Task instructions: Every line that contains the word "JSON" should be copied out.

Records for the exercise:
______________________________
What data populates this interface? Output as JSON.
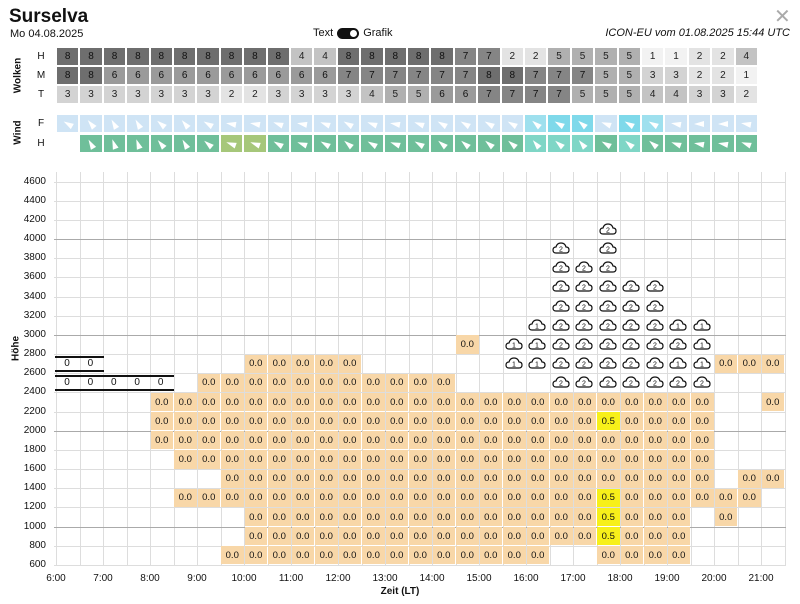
{
  "header": {
    "title": "Surselva",
    "date": "Mo 04.08.2025",
    "toggle_left": "Text",
    "toggle_right": "Grafik",
    "model": "ICON-EU vom 01.08.2025 15:44 UTC",
    "close_icon": "close-icon"
  },
  "clouds": {
    "label": "Wolken",
    "rows": [
      {
        "name": "H",
        "values": [
          "8",
          "8",
          "8",
          "8",
          "8",
          "8",
          "8",
          "8",
          "8",
          "8",
          "4",
          "4",
          "8",
          "8",
          "8",
          "8",
          "8",
          "7",
          "7",
          "2",
          "2",
          "5",
          "5",
          "5",
          "5",
          "1",
          "1",
          "2",
          "2",
          "4"
        ]
      },
      {
        "name": "M",
        "values": [
          "8",
          "8",
          "6",
          "6",
          "6",
          "6",
          "6",
          "6",
          "6",
          "6",
          "6",
          "6",
          "7",
          "7",
          "7",
          "7",
          "7",
          "7",
          "8",
          "8",
          "7",
          "7",
          "7",
          "5",
          "5",
          "3",
          "3",
          "2",
          "2",
          "1"
        ]
      },
      {
        "name": "T",
        "values": [
          "3",
          "3",
          "3",
          "3",
          "3",
          "3",
          "3",
          "2",
          "2",
          "3",
          "3",
          "3",
          "3",
          "4",
          "5",
          "5",
          "6",
          "6",
          "7",
          "7",
          "7",
          "7",
          "5",
          "5",
          "5",
          "4",
          "4",
          "3",
          "3",
          "2"
        ]
      }
    ]
  },
  "wind": {
    "label": "Wind",
    "rows": [
      {
        "name": "F"
      },
      {
        "name": "H"
      }
    ]
  },
  "chart": {
    "ylabel": "Höhe",
    "xlabel": "Zeit (LT)",
    "yticks": [
      "4600",
      "4400",
      "4200",
      "4000",
      "3800",
      "3600",
      "3400",
      "3200",
      "3000",
      "2800",
      "2600",
      "2400",
      "2200",
      "2000",
      "1800",
      "1600",
      "1400",
      "1200",
      "1000",
      "800",
      "600"
    ],
    "xticks": [
      "6:00",
      "7:00",
      "8:00",
      "9:00",
      "10:00",
      "11:00",
      "12:00",
      "13:00",
      "14:00",
      "15:00",
      "16:00",
      "17:00",
      "18:00",
      "19:00",
      "20:00",
      "21:00"
    ]
  },
  "chart_data": {
    "type": "heatmap",
    "xlabel": "Zeit (LT)",
    "ylabel": "Höhe",
    "ylim": [
      600,
      4700
    ],
    "cells": [
      {
        "t": 8.0,
        "h": 2200,
        "v": "0.0"
      }
    ],
    "note_values": [
      "0.0",
      "0.5"
    ],
    "top_indicator": [
      {
        "row": 2700,
        "values": [
          "0",
          "0"
        ]
      },
      {
        "row": 2500,
        "values": [
          "0",
          "0",
          "0",
          "0",
          "0"
        ]
      }
    ]
  }
}
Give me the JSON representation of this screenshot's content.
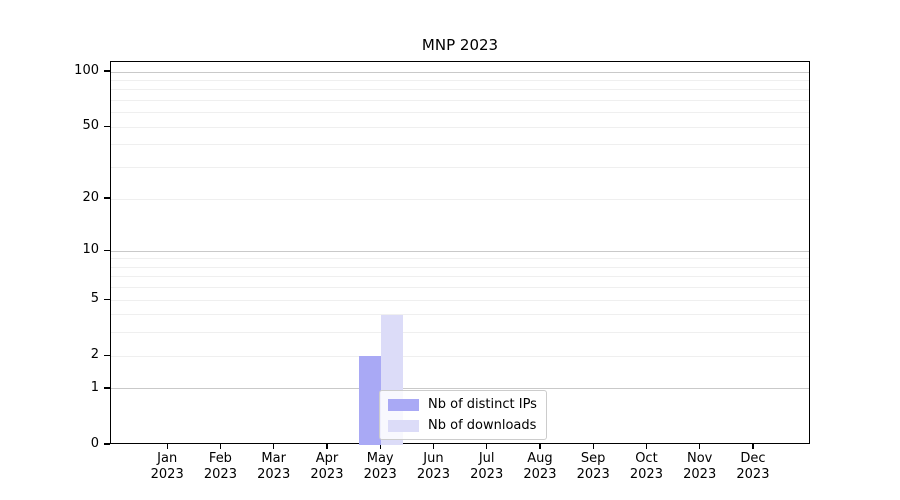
{
  "figure": {
    "title": "MNP 2023"
  },
  "chart_data": {
    "type": "bar",
    "title": "MNP 2023",
    "x_tick_months": [
      "Jan",
      "Feb",
      "Mar",
      "Apr",
      "May",
      "Jun",
      "Jul",
      "Aug",
      "Sep",
      "Oct",
      "Nov",
      "Dec"
    ],
    "x_tick_year": "2023",
    "series": [
      {
        "name": "Nb of distinct IPs",
        "color": "#a9a9f5",
        "values": [
          0,
          0,
          0,
          0,
          2,
          0,
          0,
          0,
          0,
          0,
          0,
          0
        ]
      },
      {
        "name": "Nb of downloads",
        "color": "#dcdcf8",
        "values": [
          0,
          0,
          0,
          0,
          4,
          0,
          0,
          0,
          0,
          0,
          0,
          0
        ]
      }
    ],
    "y_ticks": [
      0,
      1,
      2,
      5,
      10,
      20,
      50,
      100
    ],
    "y_scale": "log1p",
    "ylim": [
      0,
      113
    ],
    "xlabel": "",
    "ylabel": "",
    "grid": {
      "major_lines": [
        1,
        10,
        100
      ],
      "minor_lines": [
        2,
        3,
        4,
        5,
        6,
        7,
        8,
        9,
        20,
        30,
        40,
        50,
        60,
        70,
        80,
        90
      ],
      "major_color": "#c9c9c9",
      "minor_color": "#efefef"
    },
    "legend": {
      "position": "lower center-right"
    }
  },
  "colors": {
    "background": "#ffffff",
    "spine": "#000000",
    "text": "#000000",
    "legend_border": "#cccccc"
  }
}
______________________________
Response to the exercise:
What data populates this interface? Output as JSON.
Give me the JSON representation of this screenshot's content.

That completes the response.